### Given task:
Repeat, exactly and in full, the lines of the listing below, but without any pictures.

-------- Records --------

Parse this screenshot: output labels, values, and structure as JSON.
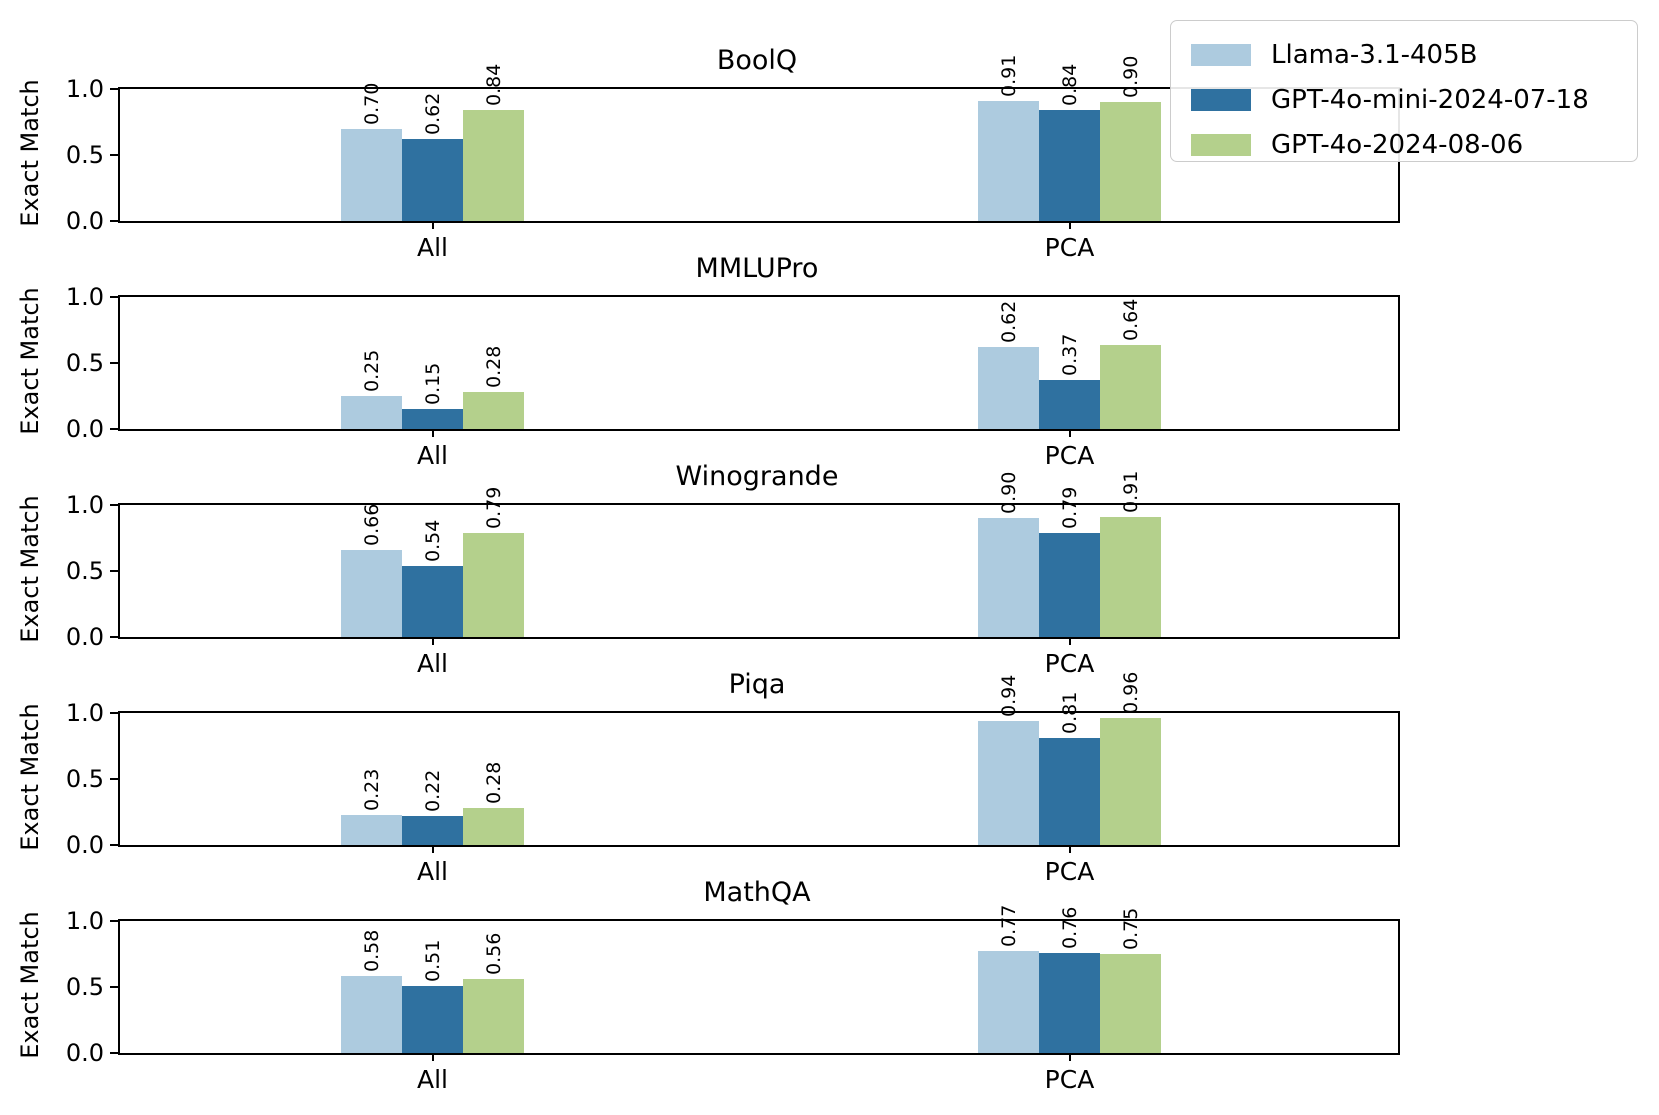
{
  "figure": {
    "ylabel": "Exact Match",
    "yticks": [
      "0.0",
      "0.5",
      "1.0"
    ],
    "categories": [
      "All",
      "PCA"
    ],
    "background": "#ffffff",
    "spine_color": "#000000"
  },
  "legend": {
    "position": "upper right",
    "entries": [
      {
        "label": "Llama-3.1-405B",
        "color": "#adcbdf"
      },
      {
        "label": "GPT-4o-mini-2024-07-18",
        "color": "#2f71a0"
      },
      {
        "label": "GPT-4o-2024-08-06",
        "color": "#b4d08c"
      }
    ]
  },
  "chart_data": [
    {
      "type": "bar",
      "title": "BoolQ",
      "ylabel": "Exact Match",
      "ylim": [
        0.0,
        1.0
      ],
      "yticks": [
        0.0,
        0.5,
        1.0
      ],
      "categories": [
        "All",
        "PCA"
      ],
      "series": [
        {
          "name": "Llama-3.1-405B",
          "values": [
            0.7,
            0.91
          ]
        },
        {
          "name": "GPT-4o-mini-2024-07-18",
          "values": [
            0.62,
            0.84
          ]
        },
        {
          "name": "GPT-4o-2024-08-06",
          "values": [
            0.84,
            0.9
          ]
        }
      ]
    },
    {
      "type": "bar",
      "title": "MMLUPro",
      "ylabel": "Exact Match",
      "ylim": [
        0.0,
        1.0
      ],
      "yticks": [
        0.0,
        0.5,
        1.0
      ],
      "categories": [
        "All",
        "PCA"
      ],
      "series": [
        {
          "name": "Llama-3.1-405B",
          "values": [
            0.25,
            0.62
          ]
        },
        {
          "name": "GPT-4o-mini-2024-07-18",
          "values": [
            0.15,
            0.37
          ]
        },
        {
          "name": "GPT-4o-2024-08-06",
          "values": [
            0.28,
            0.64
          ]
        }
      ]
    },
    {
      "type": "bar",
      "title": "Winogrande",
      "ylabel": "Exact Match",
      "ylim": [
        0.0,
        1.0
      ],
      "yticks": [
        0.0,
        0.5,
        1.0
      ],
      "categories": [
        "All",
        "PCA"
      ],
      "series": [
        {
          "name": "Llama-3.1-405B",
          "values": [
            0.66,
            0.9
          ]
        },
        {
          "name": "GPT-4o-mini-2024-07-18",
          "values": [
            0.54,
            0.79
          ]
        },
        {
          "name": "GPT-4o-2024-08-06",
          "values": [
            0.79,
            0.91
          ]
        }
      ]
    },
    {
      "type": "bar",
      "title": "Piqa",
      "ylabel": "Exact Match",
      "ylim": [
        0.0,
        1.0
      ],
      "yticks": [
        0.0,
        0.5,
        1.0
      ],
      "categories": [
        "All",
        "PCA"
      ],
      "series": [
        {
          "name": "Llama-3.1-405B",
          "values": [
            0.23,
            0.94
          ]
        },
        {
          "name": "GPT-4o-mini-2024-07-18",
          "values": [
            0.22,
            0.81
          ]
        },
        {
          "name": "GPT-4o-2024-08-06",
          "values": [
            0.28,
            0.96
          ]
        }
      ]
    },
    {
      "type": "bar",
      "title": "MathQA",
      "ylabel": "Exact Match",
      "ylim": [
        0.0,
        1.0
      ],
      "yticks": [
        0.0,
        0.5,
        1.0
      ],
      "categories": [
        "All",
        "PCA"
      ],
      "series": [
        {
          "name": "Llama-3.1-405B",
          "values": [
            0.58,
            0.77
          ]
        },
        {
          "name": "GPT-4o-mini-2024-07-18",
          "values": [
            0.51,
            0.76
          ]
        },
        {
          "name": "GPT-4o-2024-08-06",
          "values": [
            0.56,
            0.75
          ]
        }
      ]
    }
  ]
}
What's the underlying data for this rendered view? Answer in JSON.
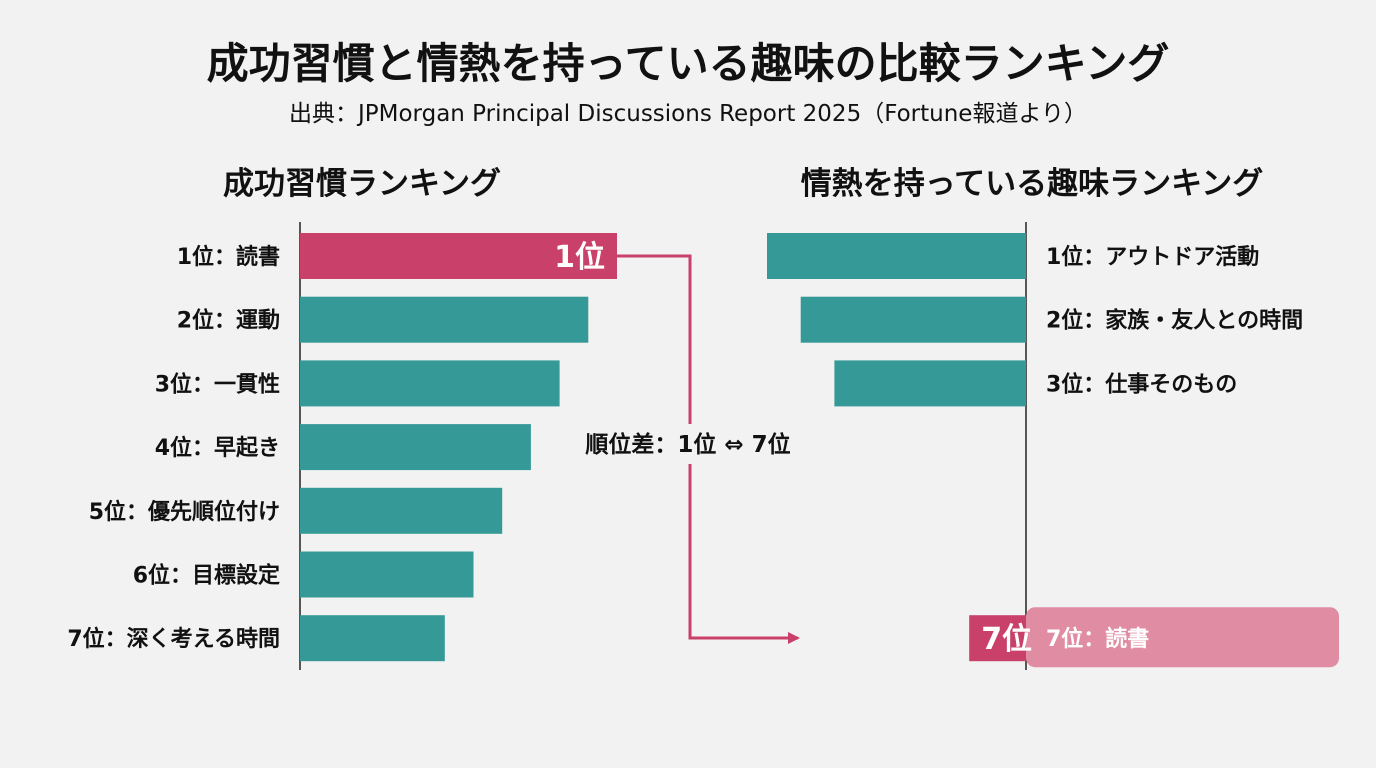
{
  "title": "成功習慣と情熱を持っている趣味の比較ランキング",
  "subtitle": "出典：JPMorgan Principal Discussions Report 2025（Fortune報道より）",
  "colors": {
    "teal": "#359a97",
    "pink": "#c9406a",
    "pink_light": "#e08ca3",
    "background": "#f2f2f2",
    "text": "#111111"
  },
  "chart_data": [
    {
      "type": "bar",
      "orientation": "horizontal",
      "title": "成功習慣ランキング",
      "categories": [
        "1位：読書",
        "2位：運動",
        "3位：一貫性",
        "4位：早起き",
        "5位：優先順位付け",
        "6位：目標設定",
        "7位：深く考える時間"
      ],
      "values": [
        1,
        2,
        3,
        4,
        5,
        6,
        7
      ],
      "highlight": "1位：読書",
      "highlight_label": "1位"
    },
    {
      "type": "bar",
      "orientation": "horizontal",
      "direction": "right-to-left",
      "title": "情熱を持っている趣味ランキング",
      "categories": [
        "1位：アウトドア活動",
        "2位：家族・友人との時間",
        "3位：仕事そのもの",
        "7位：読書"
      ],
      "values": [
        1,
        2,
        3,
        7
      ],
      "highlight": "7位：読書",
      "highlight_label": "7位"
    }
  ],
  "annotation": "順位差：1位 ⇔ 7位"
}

--------

### Task answer:
Parse this screenshot: output labels, values, and structure as JSON.
{
  "figure": {
    "ylabel": "Exact Match",
    "yticks": [
      "0.0",
      "0.5",
      "1.0"
    ],
    "categories": [
      "All",
      "PCA"
    ],
    "background": "#ffffff",
    "spine_color": "#000000"
  },
  "legend": {
    "position": "upper right",
    "entries": [
      {
        "label": "Llama-3.1-405B",
        "color": "#adcbdf"
      },
      {
        "label": "GPT-4o-mini-2024-07-18",
        "color": "#2f71a0"
      },
      {
        "label": "GPT-4o-2024-08-06",
        "color": "#b4d08c"
      }
    ]
  },
  "chart_data": [
    {
      "type": "bar",
      "title": "BoolQ",
      "ylabel": "Exact Match",
      "ylim": [
        0.0,
        1.0
      ],
      "yticks": [
        0.0,
        0.5,
        1.0
      ],
      "categories": [
        "All",
        "PCA"
      ],
      "series": [
        {
          "name": "Llama-3.1-405B",
          "values": [
            0.7,
            0.91
          ]
        },
        {
          "name": "GPT-4o-mini-2024-07-18",
          "values": [
            0.62,
            0.84
          ]
        },
        {
          "name": "GPT-4o-2024-08-06",
          "values": [
            0.84,
            0.9
          ]
        }
      ]
    },
    {
      "type": "bar",
      "title": "MMLUPro",
      "ylabel": "Exact Match",
      "ylim": [
        0.0,
        1.0
      ],
      "yticks": [
        0.0,
        0.5,
        1.0
      ],
      "categories": [
        "All",
        "PCA"
      ],
      "series": [
        {
          "name": "Llama-3.1-405B",
          "values": [
            0.25,
            0.62
          ]
        },
        {
          "name": "GPT-4o-mini-2024-07-18",
          "values": [
            0.15,
            0.37
          ]
        },
        {
          "name": "GPT-4o-2024-08-06",
          "values": [
            0.28,
            0.64
          ]
        }
      ]
    },
    {
      "type": "bar",
      "title": "Winogrande",
      "ylabel": "Exact Match",
      "ylim": [
        0.0,
        1.0
      ],
      "yticks": [
        0.0,
        0.5,
        1.0
      ],
      "categories": [
        "All",
        "PCA"
      ],
      "series": [
        {
          "name": "Llama-3.1-405B",
          "values": [
            0.66,
            0.9
          ]
        },
        {
          "name": "GPT-4o-mini-2024-07-18",
          "values": [
            0.54,
            0.79
          ]
        },
        {
          "name": "GPT-4o-2024-08-06",
          "values": [
            0.79,
            0.91
          ]
        }
      ]
    },
    {
      "type": "bar",
      "title": "Piqa",
      "ylabel": "Exact Match",
      "ylim": [
        0.0,
        1.0
      ],
      "yticks": [
        0.0,
        0.5,
        1.0
      ],
      "categories": [
        "All",
        "PCA"
      ],
      "series": [
        {
          "name": "Llama-3.1-405B",
          "values": [
            0.23,
            0.94
          ]
        },
        {
          "name": "GPT-4o-mini-2024-07-18",
          "values": [
            0.22,
            0.81
          ]
        },
        {
          "name": "GPT-4o-2024-08-06",
          "values": [
            0.28,
            0.96
          ]
        }
      ]
    },
    {
      "type": "bar",
      "title": "MathQA",
      "ylabel": "Exact Match",
      "ylim": [
        0.0,
        1.0
      ],
      "yticks": [
        0.0,
        0.5,
        1.0
      ],
      "categories": [
        "All",
        "PCA"
      ],
      "series": [
        {
          "name": "Llama-3.1-405B",
          "values": [
            0.58,
            0.77
          ]
        },
        {
          "name": "GPT-4o-mini-2024-07-18",
          "values": [
            0.51,
            0.76
          ]
        },
        {
          "name": "GPT-4o-2024-08-06",
          "values": [
            0.56,
            0.75
          ]
        }
      ]
    }
  ]
}
What's the underlying data for this rendered view? Answer in JSON.
{
  "title": "成功習慣と情熱を持っている趣味の比較ランキング",
  "subtitle": "出典：JPMorgan Principal Discussions Report 2025（Fortune報道より）",
  "colors": {
    "teal": "#359a97",
    "pink": "#c9406a",
    "pink_light": "#e08ca3",
    "background": "#f2f2f2",
    "text": "#111111"
  },
  "chart_data": [
    {
      "type": "bar",
      "orientation": "horizontal",
      "title": "成功習慣ランキング",
      "categories": [
        "1位：読書",
        "2位：運動",
        "3位：一貫性",
        "4位：早起き",
        "5位：優先順位付け",
        "6位：目標設定",
        "7位：深く考える時間"
      ],
      "values": [
        1,
        2,
        3,
        4,
        5,
        6,
        7
      ],
      "highlight": "1位：読書",
      "highlight_label": "1位"
    },
    {
      "type": "bar",
      "orientation": "horizontal",
      "direction": "right-to-left",
      "title": "情熱を持っている趣味ランキング",
      "categories": [
        "1位：アウトドア活動",
        "2位：家族・友人との時間",
        "3位：仕事そのもの",
        "7位：読書"
      ],
      "values": [
        1,
        2,
        3,
        7
      ],
      "highlight": "7位：読書",
      "highlight_label": "7位"
    }
  ],
  "annotation": "順位差：1位 ⇔ 7位"
}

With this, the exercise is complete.